GIVEN TASK: Show all lines holding the string "owner".

(Records)
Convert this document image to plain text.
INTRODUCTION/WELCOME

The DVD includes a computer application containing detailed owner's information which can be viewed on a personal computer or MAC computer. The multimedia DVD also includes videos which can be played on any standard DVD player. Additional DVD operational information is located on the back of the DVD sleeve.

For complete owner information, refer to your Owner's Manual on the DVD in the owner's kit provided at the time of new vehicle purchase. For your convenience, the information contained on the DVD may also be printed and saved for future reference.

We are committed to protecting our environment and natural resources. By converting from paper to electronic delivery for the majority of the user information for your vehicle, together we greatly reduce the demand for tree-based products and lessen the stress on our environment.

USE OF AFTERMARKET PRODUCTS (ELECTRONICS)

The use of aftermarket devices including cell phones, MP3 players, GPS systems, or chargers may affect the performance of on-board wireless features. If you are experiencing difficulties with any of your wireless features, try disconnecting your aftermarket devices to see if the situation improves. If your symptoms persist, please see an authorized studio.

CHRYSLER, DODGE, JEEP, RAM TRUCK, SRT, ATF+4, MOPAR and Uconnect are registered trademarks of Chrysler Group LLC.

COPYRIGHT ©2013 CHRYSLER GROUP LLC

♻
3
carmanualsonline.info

RESULT OF THIS TASK:
The DVD includes a computer application containing detailed owner's information which can be viewed on a personal computer or MAC computer. The multimedia DVD also includes videos which can be played on any standard DVD player. Additional DVD operational information is located on the back of the DVD sleeve.
For complete owner information, refer to your Owner's Manual on the DVD in the owner's kit provided at the time of new vehicle purchase. For your convenience, the information contained on the DVD may also be printed and saved for future reference.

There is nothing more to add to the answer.